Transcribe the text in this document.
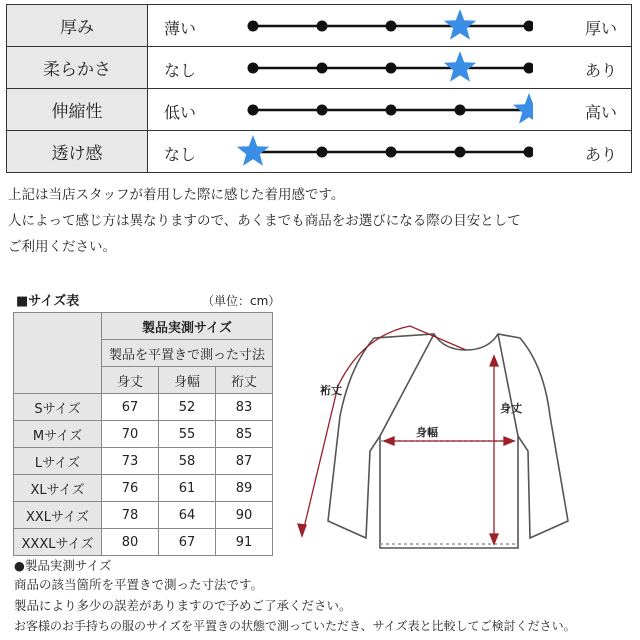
厚み	薄い 厚い

柔らかさ	なし あり

伸縮性	低い 高い

透け感	なし あり
上記は当店スタッフが着用した際に感じた着用感です。
人によって感じ方は異なりますので、あくまでも商品をお選びになる際の目安として
ご利用ください。
■サイズ表	（単位：cm）
	製品実測サイズ		
	製品を平置きで測った寸法		
	身丈	身幅	裄丈
Sサイズ	67	52	83
Mサイズ	70	55	85
Lサイズ	73	58	87
XLサイズ	76	61	89
XXLサイズ	78	64	90
XXXLサイズ	80	67	91
裄丈
身幅
身丈
●製品実測サイズ
商品の該当箇所を平置きで測った寸法です。
製品により多少の誤差がありますので予めご了承ください。
お客様のお手持ちの服のサイズを平置きの状態で測っていただき、サイズ表と比較してご検討ください。
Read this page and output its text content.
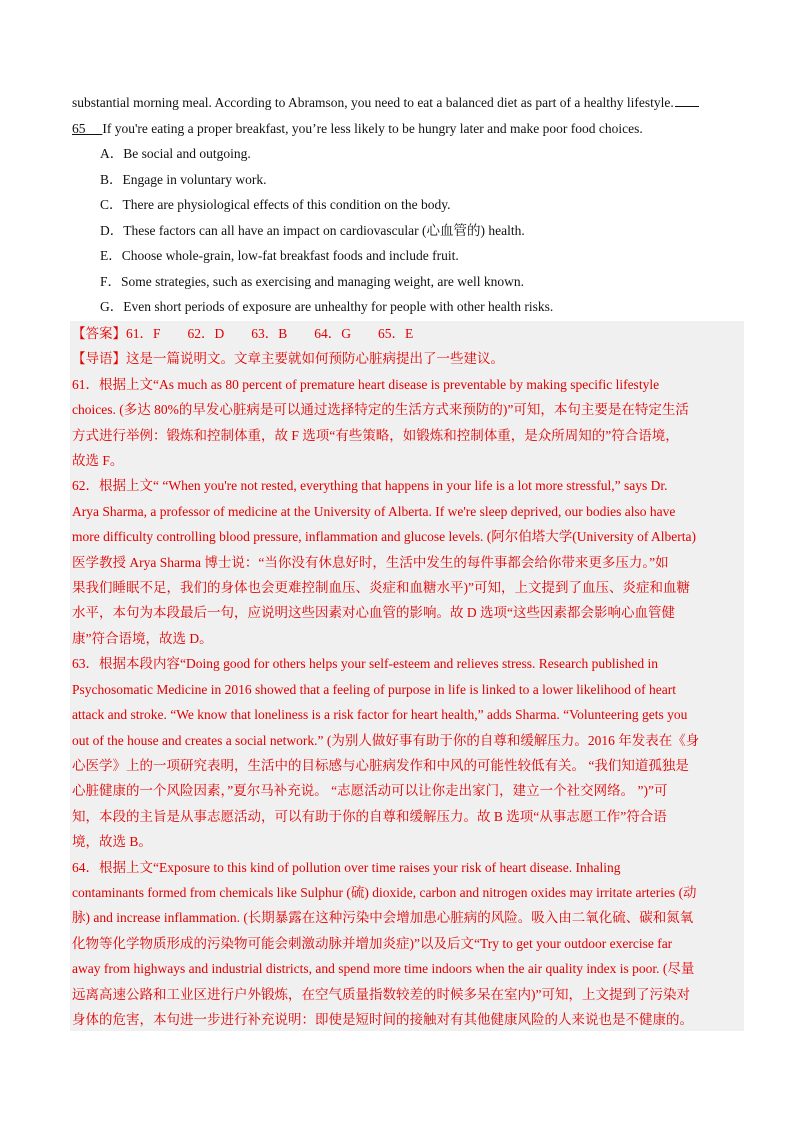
substantial morning meal. According to Abramson, you need to eat a balanced diet as part of a healthy lifestyle.
65 If you're eating a proper breakfast, you’re less likely to be hungry later and make poor food choices.
A．Be social and outgoing.
B．Engage in voluntary work.
C．There are physiological effects of this condition on the body.
D．These factors can all have an impact on cardiovascular (心血管的) health.
E．Choose whole-grain, low-fat breakfast foods and include fruit.
F．Some strategies, such as exercising and managing weight, are well known.
G．Even short periods of exposure are unhealthy for people with other health risks.
【答案】61．F　　62．D　　63．B　　64．G　　65．E
【导语】这是一篇说明文。文章主要就如何预防心脏病提出了一些建议。
61．根据上文“As much as 80 percent of premature heart disease is preventable by making specific lifestyle
choices. (多达 80%的早发心脏病是可以通过选择特定的生活方式来预防的)”可知，本句主要是在特定生活
方式进行举例：锻炼和控制体重，故 F 选项“有些策略，如锻炼和控制体重，是众所周知的”符合语境，
故选 F。
62．根据上文“ “When you're not rested, everything that happens in your life is a lot more stressful,” says Dr.
Arya Sharma, a professor of medicine at the University of Alberta. If we're sleep deprived, our bodies also have
more difficulty controlling blood pressure, inflammation and glucose levels. (阿尔伯塔大学(University of Alberta)
医学教授 Arya Sharma 博士说：“当你没有休息好时，生活中发生的每件事都会给你带来更多压力。”如
果我们睡眠不足，我们的身体也会更难控制血压、炎症和血糖水平)”可知，上文提到了血压、炎症和血糖
水平，本句为本段最后一句，应说明这些因素对心血管的影响。故 D 选项“这些因素都会影响心血管健
康”符合语境，故选 D。
63．根据本段内容“Doing good for others helps your self-esteem and relieves stress. Research published in
Psychosomatic Medicine in 2016 showed that a feeling of purpose in life is linked to a lower likelihood of heart
attack and stroke. “We know that loneliness is a risk factor for heart health,” adds Sharma. “Volunteering gets you
out of the house and creates a social network.” (为别人做好事有助于你的自尊和缓解压力。2016 年发表在《身
心医学》上的一项研究表明，生活中的目标感与心脏病发作和中风的可能性较低有关。 “我们知道孤独是
心脏健康的一个风险因素，”夏尔马补充说。 “志愿活动可以让你走出家门，建立一个社交网络。 ”)”可
知，本段的主旨是从事志愿活动，可以有助于你的自尊和缓解压力。故 B 选项“从事志愿工作”符合语
境，故选 B。
64．根据上文“Exposure to this kind of pollution over time raises your risk of heart disease. Inhaling
contaminants formed from chemicals like Sulphur (硫) dioxide, carbon and nitrogen oxides may irritate arteries (动
脉) and increase inflammation. (长期暴露在这种污染中会增加患心脏病的风险。吸入由二氧化硫、碳和氮氧
化物等化学物质形成的污染物可能会刺激动脉并增加炎症)”以及后文“Try to get your outdoor exercise far
away from highways and industrial districts, and spend more time indoors when the air quality index is poor. (尽量
远离高速公路和工业区进行户外锻炼，在空气质量指数较差的时候多呆在室内)”可知，上文提到了污染对
身体的危害，本句进一步进行补充说明：即使是短时间的接触对有其他健康风险的人来说也是不健康的。
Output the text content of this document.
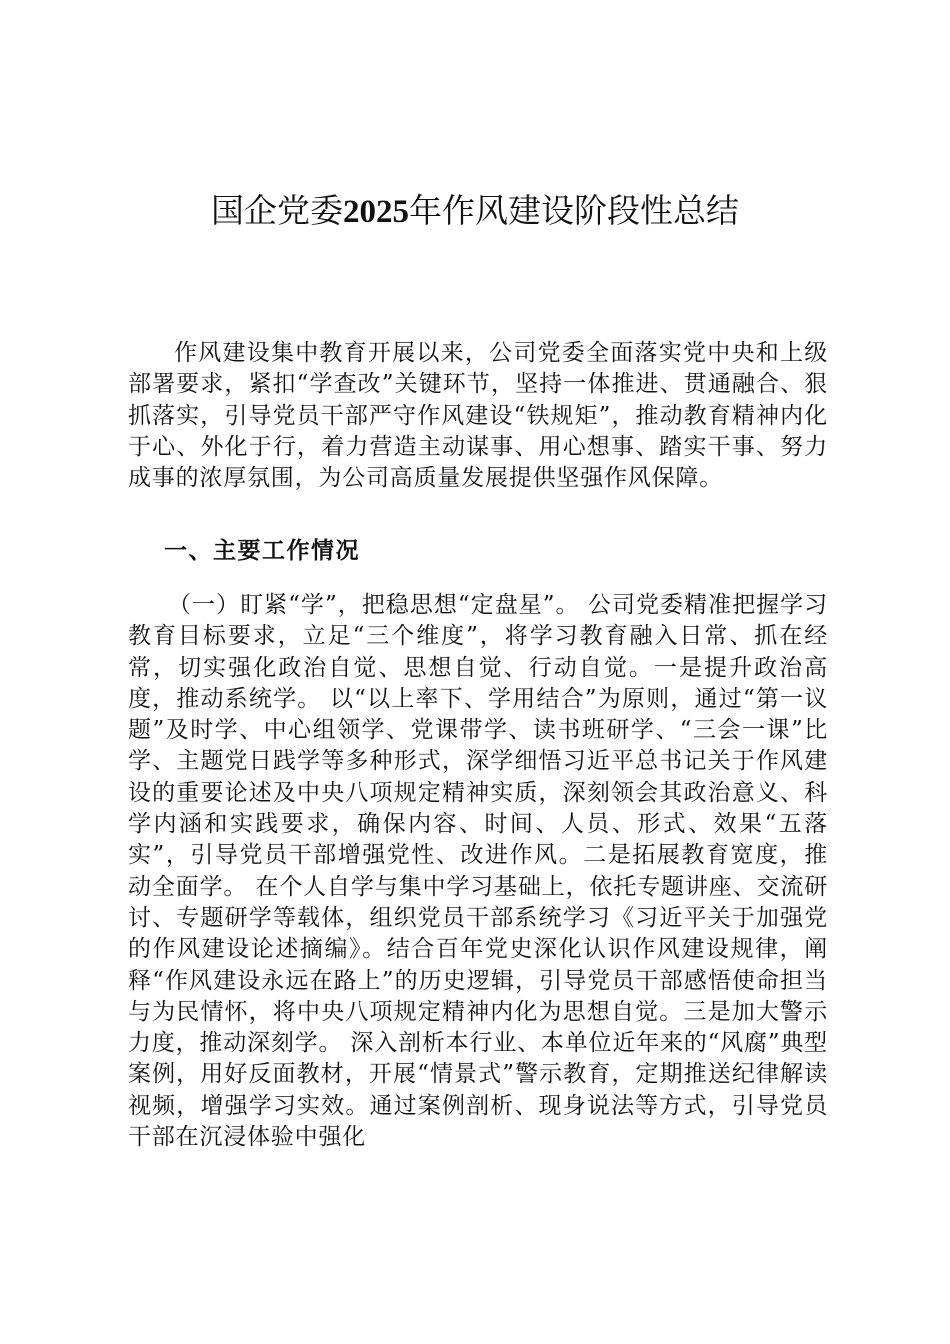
国企党委2025年作风建设阶段性总结

作风建设集中教育开展以来，公司党委全面落实党中央和上级部署要求，紧扣“学查改”关键环节，坚持一体推进、贯通融合、狠抓落实，引导党员干部严守作风建设“铁规矩”，推动教育精神内化于心、外化于行，着力营造主动谋事、用心想事、踏实干事、努力成事的浓厚氛围，为公司高质量发展提供坚强作风保障。

一、主要工作情况

（一）盯紧“学”，把稳思想“定盘星”。 公司党委精准把握学习教育目标要求，立足“三个维度”，将学习教育融入日常、抓在经常，切实强化政治自觉、思想自觉、行动自觉。一是提升政治高度，推动系统学。 以“以上率下、学用结合”为原则，通过“第一议题”及时学、中心组领学、党课带学、读书班研学、“三会一课”比学、主题党日践学等多种形式，深学细悟习近平总书记关于作风建设的重要论述及中央八项规定精神实质，深刻领会其政治意义、科学内涵和实践要求，确保内容、时间、人员、形式、效果“五落实”，引导党员干部增强党性、改进作风。二是拓展教育宽度，推动全面学。 在个人自学与集中学习基础上，依托专题讲座、交流研讨、专题研学等载体，组织党员干部系统学习《习近平关于加强党的作风建设论述摘编》。结合百年党史深化认识作风建设规律，阐释“作风建设永远在路上”的历史逻辑，引导党员干部感悟使命担当与为民情怀，将中央八项规定精神内化为思想自觉。三是加大警示力度，推动深刻学。 深入剖析本行业、本单位近年来的“风腐”典型案例，用好反面教材，开展“情景式”警示教育，定期推送纪律解读视频，增强学习实效。通过案例剖析、现身说法等方式，引导党员干部在沉浸体验中强化
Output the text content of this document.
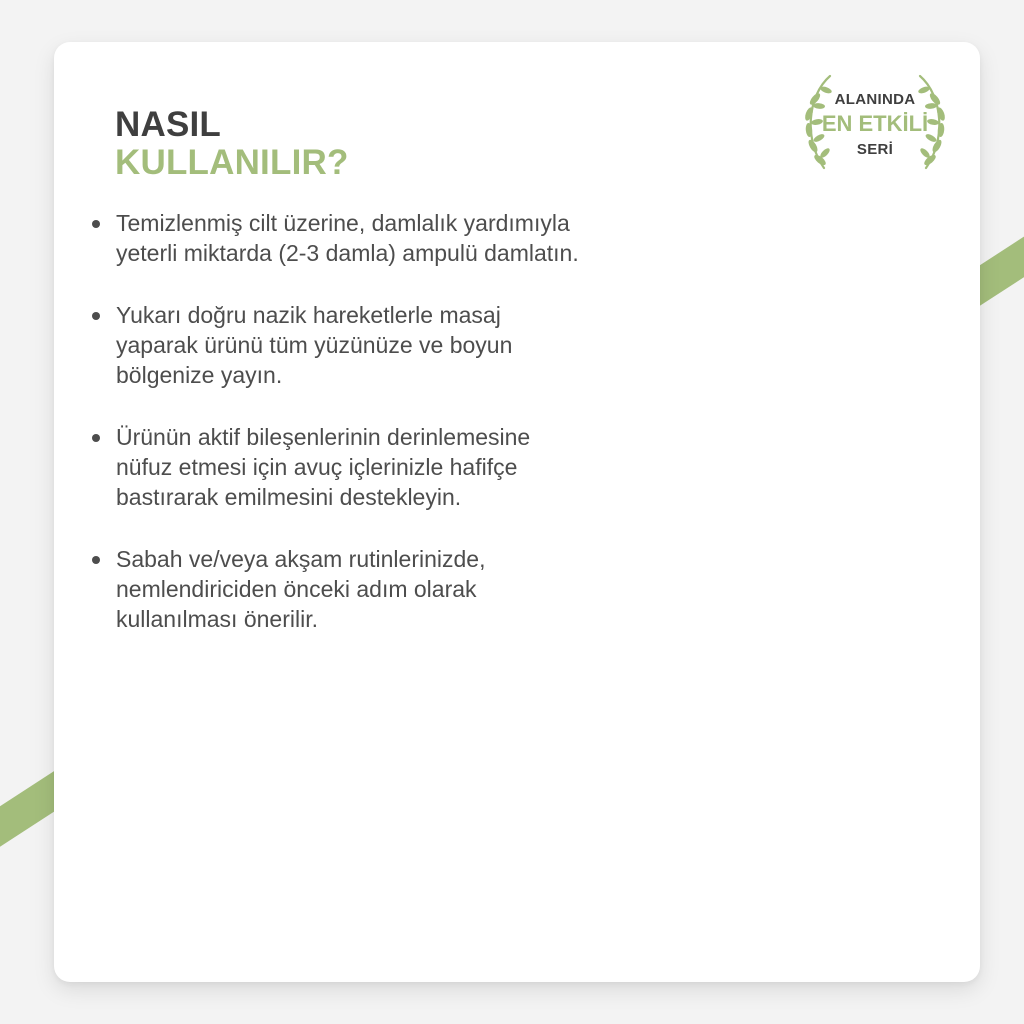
NASIL
KULLANILIR?
ALANINDA
EN ETKİLİ
SERİ
Temizlenmiş cilt üzerine, damlalık yardımıyla yeterli miktarda (2-3 damla) ampulü damlatın.
Yukarı doğru nazik hareketlerle masaj yaparak ürünü tüm yüzünüze ve boyun bölgenize yayın.
Ürünün aktif bileşenlerinin derinlemesine nüfuz etmesi için avuç içlerinizle hafifçe bastırarak emilmesini destekleyin.
Sabah ve/veya akşam rutinlerinizde, nemlendiriciden önceki adım olarak kullanılması önerilir.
□ □ □ □ □ □ □
Problem to work on: Repeat all the data as it stands, dropping any images it holds.

Result for this task:
Transcribe the text in this document.
厚み	薄い 厚い

柔らかさ	なし あり

伸縮性	低い 高い

透け感	なし あり
上記は当店スタッフが着用した際に感じた着用感です。
人によって感じ方は異なりますので、あくまでも商品をお選びになる際の目安として
ご利用ください。
■サイズ表	（単位：cm）
	製品実測サイズ		
	製品を平置きで測った寸法		
	身丈	身幅	裄丈
Sサイズ	67	52	83
Mサイズ	70	55	85
Lサイズ	73	58	87
XLサイズ	76	61	89
XXLサイズ	78	64	90
XXXLサイズ	80	67	91
裄丈
身幅
身丈
●製品実測サイズ
商品の該当箇所を平置きで測った寸法です。
製品により多少の誤差がありますので予めご了承ください。
お客様のお手持ちの服のサイズを平置きの状態で測っていただき、サイズ表と比較してご検討ください。
Read this page and output its text content.
substantial morning meal. According to Abramson, you need to eat a balanced diet as part of a healthy lifestyle.
65 If you're eating a proper breakfast, you’re less likely to be hungry later and make poor food choices.
A．Be social and outgoing.
B．Engage in voluntary work.
C．There are physiological effects of this condition on the body.
D．These factors can all have an impact on cardiovascular (心血管的) health.
E．Choose whole-grain, low-fat breakfast foods and include fruit.
F．Some strategies, such as exercising and managing weight, are well known.
G．Even short periods of exposure are unhealthy for people with other health risks.
【答案】61．F　　62．D　　63．B　　64．G　　65．E
【导语】这是一篇说明文。文章主要就如何预防心脏病提出了一些建议。
61．根据上文“As much as 80 percent of premature heart disease is preventable by making specific lifestyle
choices. (多达 80%的早发心脏病是可以通过选择特定的生活方式来预防的)”可知，本句主要是在特定生活
方式进行举例：锻炼和控制体重，故 F 选项“有些策略，如锻炼和控制体重，是众所周知的”符合语境，
故选 F。
62．根据上文“ “When you're not rested, everything that happens in your life is a lot more stressful,” says Dr.
Arya Sharma, a professor of medicine at the University of Alberta. If we're sleep deprived, our bodies also have
more difficulty controlling blood pressure, inflammation and glucose levels. (阿尔伯塔大学(University of Alberta)
医学教授 Arya Sharma 博士说：“当你没有休息好时，生活中发生的每件事都会给你带来更多压力。”如
果我们睡眠不足，我们的身体也会更难控制血压、炎症和血糖水平)”可知，上文提到了血压、炎症和血糖
水平，本句为本段最后一句，应说明这些因素对心血管的影响。故 D 选项“这些因素都会影响心血管健
康”符合语境，故选 D。
63．根据本段内容“Doing good for others helps your self-esteem and relieves stress. Research published in
Psychosomatic Medicine in 2016 showed that a feeling of purpose in life is linked to a lower likelihood of heart
attack and stroke. “We know that loneliness is a risk factor for heart health,” adds Sharma. “Volunteering gets you
out of the house and creates a social network.” (为别人做好事有助于你的自尊和缓解压力。2016 年发表在《身
心医学》上的一项研究表明，生活中的目标感与心脏病发作和中风的可能性较低有关。 “我们知道孤独是
心脏健康的一个风险因素，”夏尔马补充说。 “志愿活动可以让你走出家门，建立一个社交网络。 ”)”可
知，本段的主旨是从事志愿活动，可以有助于你的自尊和缓解压力。故 B 选项“从事志愿工作”符合语
境，故选 B。
64．根据上文“Exposure to this kind of pollution over time raises your risk of heart disease. Inhaling
contaminants formed from chemicals like Sulphur (硫) dioxide, carbon and nitrogen oxides may irritate arteries (动
脉) and increase inflammation. (长期暴露在这种污染中会增加患心脏病的风险。吸入由二氧化硫、碳和氮氧
化物等化学物质形成的污染物可能会刺激动脉并增加炎症)”以及后文“Try to get your outdoor exercise far
away from highways and industrial districts, and spend more time indoors when the air quality index is poor. (尽量
远离高速公路和工业区进行户外锻炼，在空气质量指数较差的时候多呆在室内)”可知，上文提到了污染对
身体的危害，本句进一步进行补充说明：即使是短时间的接触对有其他健康风险的人来说也是不健康的。
Output the text content of this document.
国企党委2025年作风建设阶段性总结

作风建设集中教育开展以来，公司党委全面落实党中央和上级部署要求，紧扣“学查改”关键环节，坚持一体推进、贯通融合、狠抓落实，引导党员干部严守作风建设“铁规矩”，推动教育精神内化于心、外化于行，着力营造主动谋事、用心想事、踏实干事、努力成事的浓厚氛围，为公司高质量发展提供坚强作风保障。

一、主要工作情况

（一）盯紧“学”，把稳思想“定盘星”。 公司党委精准把握学习教育目标要求，立足“三个维度”，将学习教育融入日常、抓在经常，切实强化政治自觉、思想自觉、行动自觉。一是提升政治高度，推动系统学。 以“以上率下、学用结合”为原则，通过“第一议题”及时学、中心组领学、党课带学、读书班研学、“三会一课”比学、主题党日践学等多种形式，深学细悟习近平总书记关于作风建设的重要论述及中央八项规定精神实质，深刻领会其政治意义、科学内涵和实践要求，确保内容、时间、人员、形式、效果“五落实”，引导党员干部增强党性、改进作风。二是拓展教育宽度，推动全面学。 在个人自学与集中学习基础上，依托专题讲座、交流研讨、专题研学等载体，组织党员干部系统学习《习近平关于加强党的作风建设论述摘编》。结合百年党史深化认识作风建设规律，阐释“作风建设永远在路上”的历史逻辑，引导党员干部感悟使命担当与为民情怀，将中央八项规定精神内化为思想自觉。三是加大警示力度，推动深刻学。 深入剖析本行业、本单位近年来的“风腐”典型案例，用好反面教材，开展“情景式”警示教育，定期推送纪律解读视频，增强学习实效。通过案例剖析、现身说法等方式，引导党员干部在沉浸体验中强化
Output the text content of this document.
NASIL
KULLANILIR?
ALANINDA
EN ETKİLİ
SERİ
Temizlenmiş cilt üzerine, damlalık yardımıyla yeterli miktarda (2-3 damla) ampulü damlatın.
Yukarı doğru nazik hareketlerle masaj yaparak ürünü tüm yüzünüze ve boyun bölgenize yayın.
Ürünün aktif bileşenlerinin derinlemesine nüfuz etmesi için avuç içlerinizle hafifçe bastırarak emilmesini destekleyin.
Sabah ve/veya akşam rutinlerinizde, nemlendiriciden önceki adım olarak kullanılması önerilir.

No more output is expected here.